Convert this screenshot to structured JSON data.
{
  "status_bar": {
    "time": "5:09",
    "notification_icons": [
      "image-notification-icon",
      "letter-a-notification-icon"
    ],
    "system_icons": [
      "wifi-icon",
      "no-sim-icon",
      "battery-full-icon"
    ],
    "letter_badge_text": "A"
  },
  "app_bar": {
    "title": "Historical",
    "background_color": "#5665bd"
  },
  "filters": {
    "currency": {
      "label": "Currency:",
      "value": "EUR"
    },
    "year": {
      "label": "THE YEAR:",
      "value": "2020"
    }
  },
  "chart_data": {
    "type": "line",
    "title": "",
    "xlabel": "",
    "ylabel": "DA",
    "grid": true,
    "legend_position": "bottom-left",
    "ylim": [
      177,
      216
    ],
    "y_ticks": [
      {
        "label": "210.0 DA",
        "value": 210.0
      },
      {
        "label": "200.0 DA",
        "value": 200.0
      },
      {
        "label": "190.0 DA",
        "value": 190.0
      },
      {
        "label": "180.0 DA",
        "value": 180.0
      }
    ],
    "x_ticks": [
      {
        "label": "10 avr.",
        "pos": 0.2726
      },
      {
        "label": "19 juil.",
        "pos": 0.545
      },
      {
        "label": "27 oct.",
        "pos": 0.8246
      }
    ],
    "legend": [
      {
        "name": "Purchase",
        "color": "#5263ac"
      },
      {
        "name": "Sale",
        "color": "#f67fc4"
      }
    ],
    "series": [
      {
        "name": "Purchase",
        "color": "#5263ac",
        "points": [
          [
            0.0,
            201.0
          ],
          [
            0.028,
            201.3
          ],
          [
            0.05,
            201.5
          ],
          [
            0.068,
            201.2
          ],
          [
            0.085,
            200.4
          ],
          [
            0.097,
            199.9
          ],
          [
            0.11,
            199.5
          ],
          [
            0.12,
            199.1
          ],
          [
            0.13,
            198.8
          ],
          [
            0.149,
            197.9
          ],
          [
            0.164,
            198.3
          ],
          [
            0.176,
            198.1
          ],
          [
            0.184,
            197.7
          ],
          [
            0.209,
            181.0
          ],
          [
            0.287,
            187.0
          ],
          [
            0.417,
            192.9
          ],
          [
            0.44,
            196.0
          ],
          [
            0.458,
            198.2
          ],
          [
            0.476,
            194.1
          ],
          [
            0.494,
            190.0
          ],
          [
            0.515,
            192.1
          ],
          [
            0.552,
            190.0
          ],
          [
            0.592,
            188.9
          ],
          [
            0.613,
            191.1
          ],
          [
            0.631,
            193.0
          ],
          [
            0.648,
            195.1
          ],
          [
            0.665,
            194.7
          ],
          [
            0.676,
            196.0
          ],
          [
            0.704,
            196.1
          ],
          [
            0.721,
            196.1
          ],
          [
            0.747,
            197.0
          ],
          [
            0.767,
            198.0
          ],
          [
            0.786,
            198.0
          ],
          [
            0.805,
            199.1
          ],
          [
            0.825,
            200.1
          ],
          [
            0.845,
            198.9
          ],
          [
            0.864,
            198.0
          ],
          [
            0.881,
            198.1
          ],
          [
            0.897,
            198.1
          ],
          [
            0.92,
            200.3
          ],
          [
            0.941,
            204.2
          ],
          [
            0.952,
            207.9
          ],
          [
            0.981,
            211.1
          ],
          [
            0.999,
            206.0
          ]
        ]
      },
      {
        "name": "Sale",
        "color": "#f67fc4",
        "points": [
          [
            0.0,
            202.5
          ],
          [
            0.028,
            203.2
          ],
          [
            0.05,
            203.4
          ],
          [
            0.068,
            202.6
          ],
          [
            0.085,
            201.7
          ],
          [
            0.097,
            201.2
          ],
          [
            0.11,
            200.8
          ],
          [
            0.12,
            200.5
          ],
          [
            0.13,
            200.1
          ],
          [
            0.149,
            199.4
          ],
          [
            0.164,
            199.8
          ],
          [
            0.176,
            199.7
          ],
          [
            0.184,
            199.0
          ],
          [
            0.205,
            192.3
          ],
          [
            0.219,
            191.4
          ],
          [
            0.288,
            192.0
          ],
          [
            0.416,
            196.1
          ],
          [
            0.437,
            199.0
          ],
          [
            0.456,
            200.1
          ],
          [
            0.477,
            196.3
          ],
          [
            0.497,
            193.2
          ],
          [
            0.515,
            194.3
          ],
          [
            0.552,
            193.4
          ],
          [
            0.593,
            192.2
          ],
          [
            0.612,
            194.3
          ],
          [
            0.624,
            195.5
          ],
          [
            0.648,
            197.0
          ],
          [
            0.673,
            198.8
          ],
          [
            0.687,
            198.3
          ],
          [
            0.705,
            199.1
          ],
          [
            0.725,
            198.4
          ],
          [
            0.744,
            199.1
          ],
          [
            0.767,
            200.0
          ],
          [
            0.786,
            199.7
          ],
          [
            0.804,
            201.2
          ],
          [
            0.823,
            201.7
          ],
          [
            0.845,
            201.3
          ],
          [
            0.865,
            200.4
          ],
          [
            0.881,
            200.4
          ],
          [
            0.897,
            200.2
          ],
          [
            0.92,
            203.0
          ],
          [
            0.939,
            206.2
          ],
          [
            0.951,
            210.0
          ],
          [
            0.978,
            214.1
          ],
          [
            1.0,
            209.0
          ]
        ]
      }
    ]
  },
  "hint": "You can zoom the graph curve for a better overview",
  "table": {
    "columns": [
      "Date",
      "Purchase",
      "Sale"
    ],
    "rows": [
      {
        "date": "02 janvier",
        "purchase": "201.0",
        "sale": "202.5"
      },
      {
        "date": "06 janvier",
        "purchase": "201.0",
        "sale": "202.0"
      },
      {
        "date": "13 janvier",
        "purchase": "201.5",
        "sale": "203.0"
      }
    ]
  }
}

************

List the lines that contain the word "janvier".

        "date": "02 janvier",
        "date": "06 janvier",
        "date": "13 janvier",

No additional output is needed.